Instruction:
Word for word, transcribe the lines below and drop the pictures.
— START Provided entries —
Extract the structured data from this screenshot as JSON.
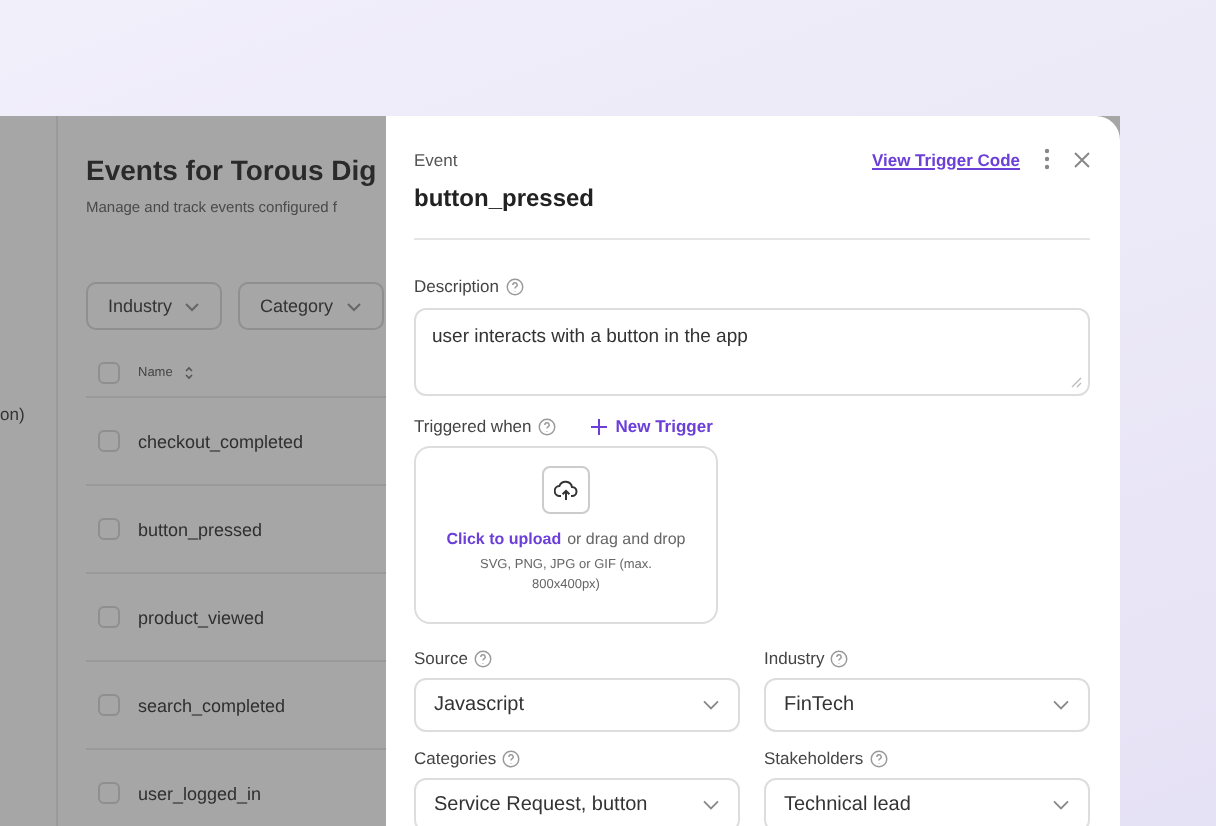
{
  "background_page": {
    "sidebar_text": "on)",
    "title": "Events for Torous Dig",
    "subtitle": "Manage and track events configured f",
    "filters": [
      "Industry",
      "Category"
    ],
    "table": {
      "columns": [
        "Name"
      ],
      "all_checked": false,
      "rows": [
        {
          "name": "checkout_completed",
          "checked": false
        },
        {
          "name": "button_pressed",
          "checked": false
        },
        {
          "name": "product_viewed",
          "checked": false
        },
        {
          "name": "search_completed",
          "checked": false
        },
        {
          "name": "user_logged_in",
          "checked": false
        }
      ]
    }
  },
  "event_panel": {
    "label": "Event",
    "title": "button_pressed",
    "link": "View Trigger Code",
    "description": {
      "label": "Description",
      "value": "user interacts with a button in the app"
    },
    "trigger": {
      "label": "Triggered when",
      "action": "New Trigger",
      "upload": {
        "link": "Click to upload",
        "text": "or drag and drop",
        "hint": "SVG, PNG, JPG or GIF (max. 800x400px)"
      }
    },
    "fields": [
      {
        "label": "Source",
        "value": "Javascript"
      },
      {
        "label": "Industry",
        "value": "FinTech"
      },
      {
        "label": "Categories",
        "value": "Service Request, button"
      },
      {
        "label": "Stakeholders",
        "value": "Technical lead"
      }
    ]
  }
}
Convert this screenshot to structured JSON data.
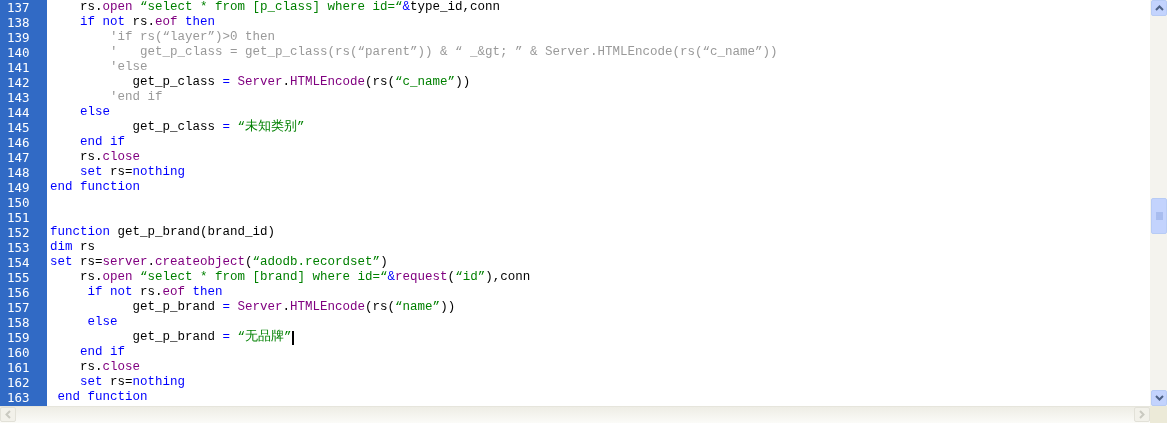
{
  "editor": {
    "lines": [
      {
        "number": "137",
        "tokens": [
          {
            "kind": "plain",
            "text": "    rs."
          },
          {
            "kind": "member",
            "text": "open"
          },
          {
            "kind": "string",
            "text": " “select * from [p_class] where id=“"
          },
          {
            "kind": "keyword",
            "text": "&"
          },
          {
            "kind": "plain",
            "text": "type_id,conn"
          }
        ]
      },
      {
        "number": "138",
        "tokens": [
          {
            "kind": "keyword",
            "text": "    if not"
          },
          {
            "kind": "plain",
            "text": " rs."
          },
          {
            "kind": "member",
            "text": "eof"
          },
          {
            "kind": "keyword",
            "text": " then"
          }
        ]
      },
      {
        "number": "139",
        "tokens": [
          {
            "kind": "comment",
            "text": "        'if rs(“layer”)>0 then"
          }
        ]
      },
      {
        "number": "140",
        "tokens": [
          {
            "kind": "comment",
            "text": "        '   get_p_class = get_p_class(rs(“parent”)) & “ _&gt; ” & Server.HTMLEncode(rs(“c_name”))"
          }
        ]
      },
      {
        "number": "141",
        "tokens": [
          {
            "kind": "comment",
            "text": "        'else"
          }
        ]
      },
      {
        "number": "142",
        "tokens": [
          {
            "kind": "plain",
            "text": "           get_p_class "
          },
          {
            "kind": "keyword",
            "text": "="
          },
          {
            "kind": "member",
            "text": " Server"
          },
          {
            "kind": "plain",
            "text": "."
          },
          {
            "kind": "member",
            "text": "HTMLEncode"
          },
          {
            "kind": "plain",
            "text": "(rs("
          },
          {
            "kind": "string",
            "text": "“c_name”"
          },
          {
            "kind": "plain",
            "text": "))"
          }
        ]
      },
      {
        "number": "143",
        "tokens": [
          {
            "kind": "comment",
            "text": "        'end if"
          }
        ]
      },
      {
        "number": "144",
        "tokens": [
          {
            "kind": "keyword",
            "text": "    else"
          }
        ]
      },
      {
        "number": "145",
        "tokens": [
          {
            "kind": "plain",
            "text": "           get_p_class "
          },
          {
            "kind": "keyword",
            "text": "="
          },
          {
            "kind": "string",
            "text": " “未知类别”"
          }
        ]
      },
      {
        "number": "146",
        "tokens": [
          {
            "kind": "keyword",
            "text": "    end if"
          }
        ]
      },
      {
        "number": "147",
        "tokens": [
          {
            "kind": "plain",
            "text": "    rs."
          },
          {
            "kind": "member",
            "text": "close"
          }
        ]
      },
      {
        "number": "148",
        "tokens": [
          {
            "kind": "keyword",
            "text": "    set"
          },
          {
            "kind": "plain",
            "text": " rs="
          },
          {
            "kind": "keyword",
            "text": "nothing"
          }
        ]
      },
      {
        "number": "149",
        "tokens": [
          {
            "kind": "keyword",
            "text": "end function"
          }
        ]
      },
      {
        "number": "150"
      },
      {
        "number": "151"
      },
      {
        "number": "152",
        "tokens": [
          {
            "kind": "keyword",
            "text": "function"
          },
          {
            "kind": "plain",
            "text": " get_p_brand(brand_id)"
          }
        ]
      },
      {
        "number": "153",
        "tokens": [
          {
            "kind": "keyword",
            "text": "dim"
          },
          {
            "kind": "plain",
            "text": " rs"
          }
        ]
      },
      {
        "number": "154",
        "tokens": [
          {
            "kind": "keyword",
            "text": "set"
          },
          {
            "kind": "plain",
            "text": " rs="
          },
          {
            "kind": "member",
            "text": "server"
          },
          {
            "kind": "plain",
            "text": "."
          },
          {
            "kind": "member",
            "text": "createobject"
          },
          {
            "kind": "plain",
            "text": "("
          },
          {
            "kind": "string",
            "text": "“adodb.recordset”"
          },
          {
            "kind": "plain",
            "text": ")"
          }
        ]
      },
      {
        "number": "155",
        "tokens": [
          {
            "kind": "plain",
            "text": "    rs."
          },
          {
            "kind": "member",
            "text": "open"
          },
          {
            "kind": "string",
            "text": " “select * from [brand] where id=“"
          },
          {
            "kind": "keyword",
            "text": "&"
          },
          {
            "kind": "member",
            "text": "request"
          },
          {
            "kind": "plain",
            "text": "("
          },
          {
            "kind": "string",
            "text": "“id”"
          },
          {
            "kind": "plain",
            "text": "),conn"
          }
        ]
      },
      {
        "number": "156",
        "tokens": [
          {
            "kind": "keyword",
            "text": "     if not"
          },
          {
            "kind": "plain",
            "text": " rs."
          },
          {
            "kind": "member",
            "text": "eof"
          },
          {
            "kind": "keyword",
            "text": " then"
          }
        ]
      },
      {
        "number": "157",
        "tokens": [
          {
            "kind": "plain",
            "text": "           get_p_brand "
          },
          {
            "kind": "keyword",
            "text": "="
          },
          {
            "kind": "member",
            "text": " Server"
          },
          {
            "kind": "plain",
            "text": "."
          },
          {
            "kind": "member",
            "text": "HTMLEncode"
          },
          {
            "kind": "plain",
            "text": "(rs("
          },
          {
            "kind": "string",
            "text": "“name”"
          },
          {
            "kind": "plain",
            "text": "))"
          }
        ]
      },
      {
        "number": "158",
        "tokens": [
          {
            "kind": "keyword",
            "text": "     else"
          }
        ]
      },
      {
        "number": "159",
        "cursor": true,
        "tokens": [
          {
            "kind": "plain",
            "text": "           get_p_brand "
          },
          {
            "kind": "keyword",
            "text": "="
          },
          {
            "kind": "string",
            "text": " “无品牌”"
          }
        ]
      },
      {
        "number": "160",
        "tokens": [
          {
            "kind": "keyword",
            "text": "    end if"
          }
        ]
      },
      {
        "number": "161",
        "tokens": [
          {
            "kind": "plain",
            "text": "    rs."
          },
          {
            "kind": "member",
            "text": "close"
          }
        ]
      },
      {
        "number": "162",
        "tokens": [
          {
            "kind": "keyword",
            "text": "    set"
          },
          {
            "kind": "plain",
            "text": " rs="
          },
          {
            "kind": "keyword",
            "text": "nothing"
          }
        ]
      },
      {
        "number": "163",
        "tokens": [
          {
            "kind": "keyword",
            "text": " end function"
          }
        ]
      }
    ]
  }
}
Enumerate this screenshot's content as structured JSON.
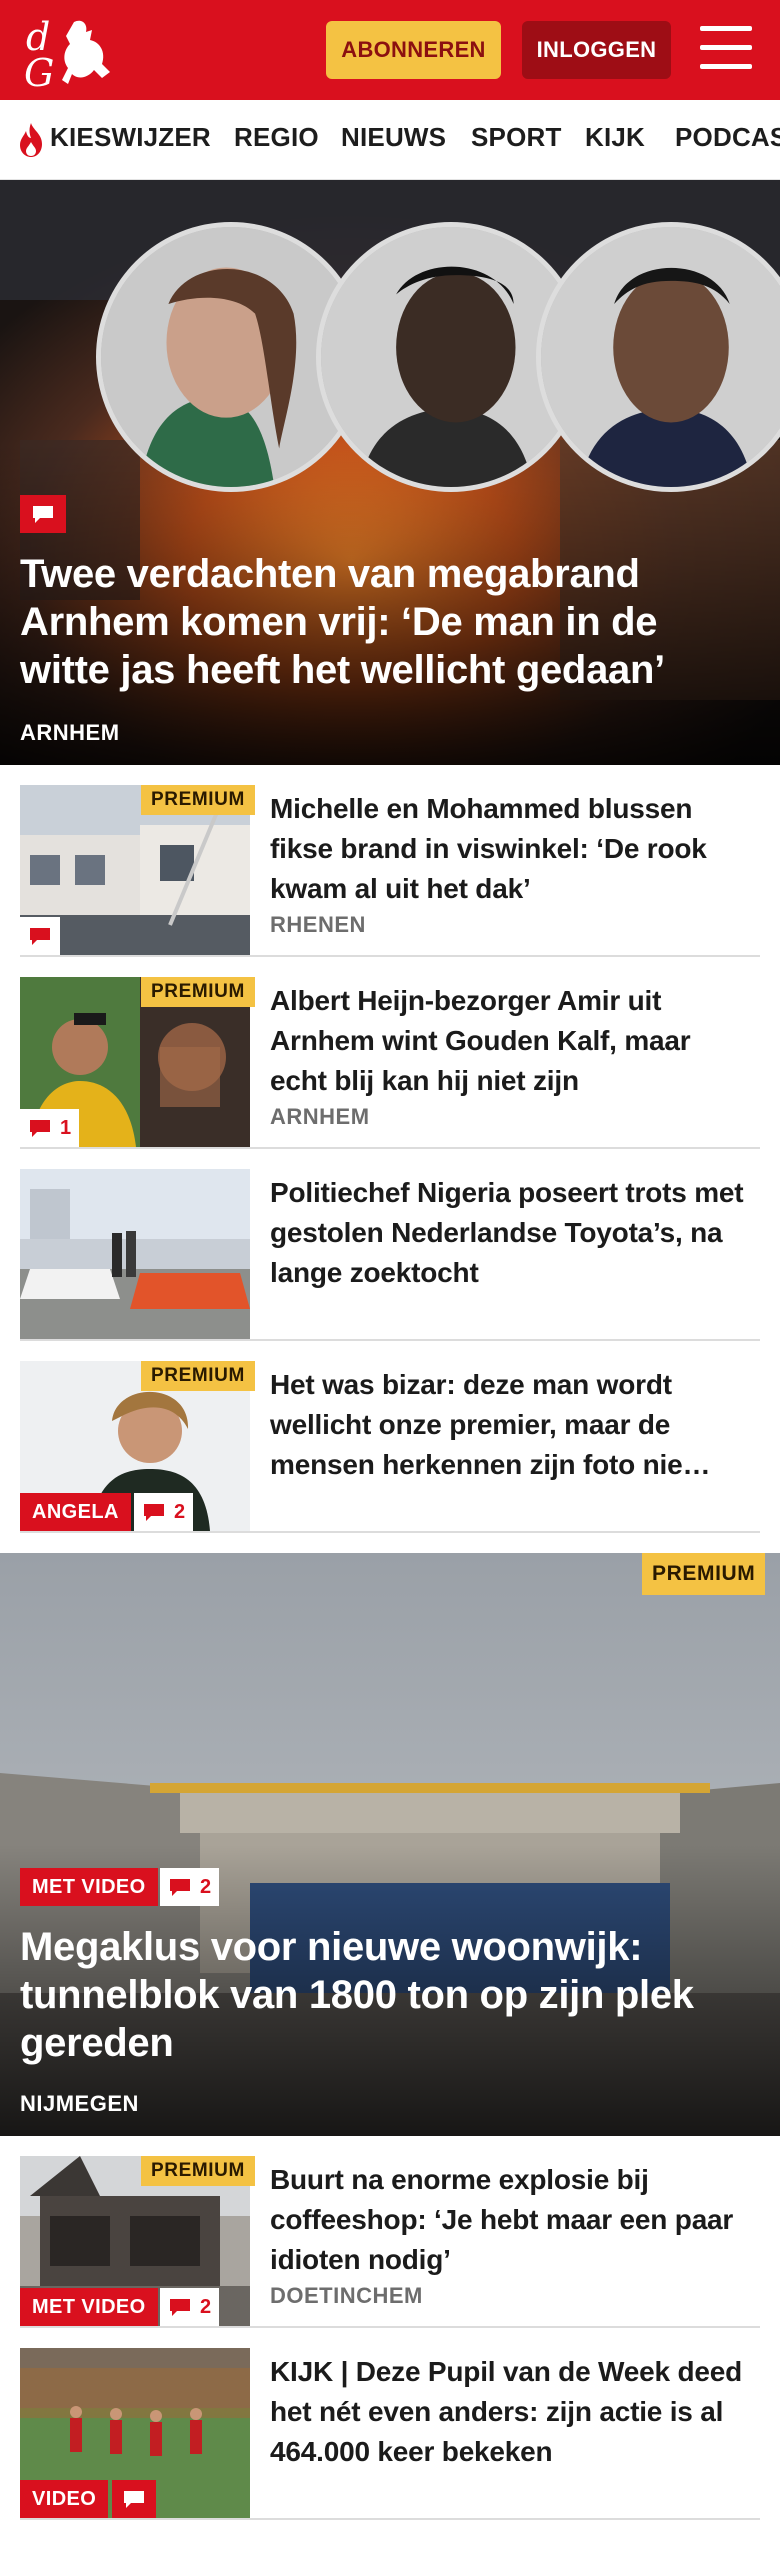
— END Provided entries —
Written answer:
Extract the structured data from this screenshot as JSON.
{
  "background_page": {
    "sidebar_text": "on)",
    "title": "Events for Torous Dig",
    "subtitle": "Manage and track events configured f",
    "filters": [
      "Industry",
      "Category"
    ],
    "table": {
      "columns": [
        "Name"
      ],
      "all_checked": false,
      "rows": [
        {
          "name": "checkout_completed",
          "checked": false
        },
        {
          "name": "button_pressed",
          "checked": false
        },
        {
          "name": "product_viewed",
          "checked": false
        },
        {
          "name": "search_completed",
          "checked": false
        },
        {
          "name": "user_logged_in",
          "checked": false
        }
      ]
    }
  },
  "event_panel": {
    "label": "Event",
    "title": "button_pressed",
    "link": "View Trigger Code",
    "description": {
      "label": "Description",
      "value": "user interacts with a button in the app"
    },
    "trigger": {
      "label": "Triggered when",
      "action": "New Trigger",
      "upload": {
        "link": "Click to upload",
        "text": "or drag and drop",
        "hint": "SVG, PNG, JPG or GIF (max. 800x400px)"
      }
    },
    "fields": [
      {
        "label": "Source",
        "value": "Javascript"
      },
      {
        "label": "Industry",
        "value": "FinTech"
      },
      {
        "label": "Categories",
        "value": "Service Request, button"
      },
      {
        "label": "Stakeholders",
        "value": "Technical lead"
      }
    ]
  }
}
Convert this screenshot to structured JSON data.
{
  "editor": {
    "lines": [
      {
        "number": "137",
        "tokens": [
          {
            "kind": "plain",
            "text": "    rs."
          },
          {
            "kind": "member",
            "text": "open"
          },
          {
            "kind": "string",
            "text": " “select * from [p_class] where id=“"
          },
          {
            "kind": "keyword",
            "text": "&"
          },
          {
            "kind": "plain",
            "text": "type_id,conn"
          }
        ]
      },
      {
        "number": "138",
        "tokens": [
          {
            "kind": "keyword",
            "text": "    if not"
          },
          {
            "kind": "plain",
            "text": " rs."
          },
          {
            "kind": "member",
            "text": "eof"
          },
          {
            "kind": "keyword",
            "text": " then"
          }
        ]
      },
      {
        "number": "139",
        "tokens": [
          {
            "kind": "comment",
            "text": "        'if rs(“layer”)>0 then"
          }
        ]
      },
      {
        "number": "140",
        "tokens": [
          {
            "kind": "comment",
            "text": "        '   get_p_class = get_p_class(rs(“parent”)) & “ _&gt; ” & Server.HTMLEncode(rs(“c_name”))"
          }
        ]
      },
      {
        "number": "141",
        "tokens": [
          {
            "kind": "comment",
            "text": "        'else"
          }
        ]
      },
      {
        "number": "142",
        "tokens": [
          {
            "kind": "plain",
            "text": "           get_p_class "
          },
          {
            "kind": "keyword",
            "text": "="
          },
          {
            "kind": "member",
            "text": " Server"
          },
          {
            "kind": "plain",
            "text": "."
          },
          {
            "kind": "member",
            "text": "HTMLEncode"
          },
          {
            "kind": "plain",
            "text": "(rs("
          },
          {
            "kind": "string",
            "text": "“c_name”"
          },
          {
            "kind": "plain",
            "text": "))"
          }
        ]
      },
      {
        "number": "143",
        "tokens": [
          {
            "kind": "comment",
            "text": "        'end if"
          }
        ]
      },
      {
        "number": "144",
        "tokens": [
          {
            "kind": "keyword",
            "text": "    else"
          }
        ]
      },
      {
        "number": "145",
        "tokens": [
          {
            "kind": "plain",
            "text": "           get_p_class "
          },
          {
            "kind": "keyword",
            "text": "="
          },
          {
            "kind": "string",
            "text": " “未知类别”"
          }
        ]
      },
      {
        "number": "146",
        "tokens": [
          {
            "kind": "keyword",
            "text": "    end if"
          }
        ]
      },
      {
        "number": "147",
        "tokens": [
          {
            "kind": "plain",
            "text": "    rs."
          },
          {
            "kind": "member",
            "text": "close"
          }
        ]
      },
      {
        "number": "148",
        "tokens": [
          {
            "kind": "keyword",
            "text": "    set"
          },
          {
            "kind": "plain",
            "text": " rs="
          },
          {
            "kind": "keyword",
            "text": "nothing"
          }
        ]
      },
      {
        "number": "149",
        "tokens": [
          {
            "kind": "keyword",
            "text": "end function"
          }
        ]
      },
      {
        "number": "150"
      },
      {
        "number": "151"
      },
      {
        "number": "152",
        "tokens": [
          {
            "kind": "keyword",
            "text": "function"
          },
          {
            "kind": "plain",
            "text": " get_p_brand(brand_id)"
          }
        ]
      },
      {
        "number": "153",
        "tokens": [
          {
            "kind": "keyword",
            "text": "dim"
          },
          {
            "kind": "plain",
            "text": " rs"
          }
        ]
      },
      {
        "number": "154",
        "tokens": [
          {
            "kind": "keyword",
            "text": "set"
          },
          {
            "kind": "plain",
            "text": " rs="
          },
          {
            "kind": "member",
            "text": "server"
          },
          {
            "kind": "plain",
            "text": "."
          },
          {
            "kind": "member",
            "text": "createobject"
          },
          {
            "kind": "plain",
            "text": "("
          },
          {
            "kind": "string",
            "text": "“adodb.recordset”"
          },
          {
            "kind": "plain",
            "text": ")"
          }
        ]
      },
      {
        "number": "155",
        "tokens": [
          {
            "kind": "plain",
            "text": "    rs."
          },
          {
            "kind": "member",
            "text": "open"
          },
          {
            "kind": "string",
            "text": " “select * from [brand] where id=“"
          },
          {
            "kind": "keyword",
            "text": "&"
          },
          {
            "kind": "member",
            "text": "request"
          },
          {
            "kind": "plain",
            "text": "("
          },
          {
            "kind": "string",
            "text": "“id”"
          },
          {
            "kind": "plain",
            "text": "),conn"
          }
        ]
      },
      {
        "number": "156",
        "tokens": [
          {
            "kind": "keyword",
            "text": "     if not"
          },
          {
            "kind": "plain",
            "text": " rs."
          },
          {
            "kind": "member",
            "text": "eof"
          },
          {
            "kind": "keyword",
            "text": " then"
          }
        ]
      },
      {
        "number": "157",
        "tokens": [
          {
            "kind": "plain",
            "text": "           get_p_brand "
          },
          {
            "kind": "keyword",
            "text": "="
          },
          {
            "kind": "member",
            "text": " Server"
          },
          {
            "kind": "plain",
            "text": "."
          },
          {
            "kind": "member",
            "text": "HTMLEncode"
          },
          {
            "kind": "plain",
            "text": "(rs("
          },
          {
            "kind": "string",
            "text": "“name”"
          },
          {
            "kind": "plain",
            "text": "))"
          }
        ]
      },
      {
        "number": "158",
        "tokens": [
          {
            "kind": "keyword",
            "text": "     else"
          }
        ]
      },
      {
        "number": "159",
        "cursor": true,
        "tokens": [
          {
            "kind": "plain",
            "text": "           get_p_brand "
          },
          {
            "kind": "keyword",
            "text": "="
          },
          {
            "kind": "string",
            "text": " “无品牌”"
          }
        ]
      },
      {
        "number": "160",
        "tokens": [
          {
            "kind": "keyword",
            "text": "    end if"
          }
        ]
      },
      {
        "number": "161",
        "tokens": [
          {
            "kind": "plain",
            "text": "    rs."
          },
          {
            "kind": "member",
            "text": "close"
          }
        ]
      },
      {
        "number": "162",
        "tokens": [
          {
            "kind": "keyword",
            "text": "    set"
          },
          {
            "kind": "plain",
            "text": " rs="
          },
          {
            "kind": "keyword",
            "text": "nothing"
          }
        ]
      },
      {
        "number": "163",
        "tokens": [
          {
            "kind": "keyword",
            "text": " end function"
          }
        ]
      }
    ]
  }
}
Enumerate this screenshot's content as structured JSON.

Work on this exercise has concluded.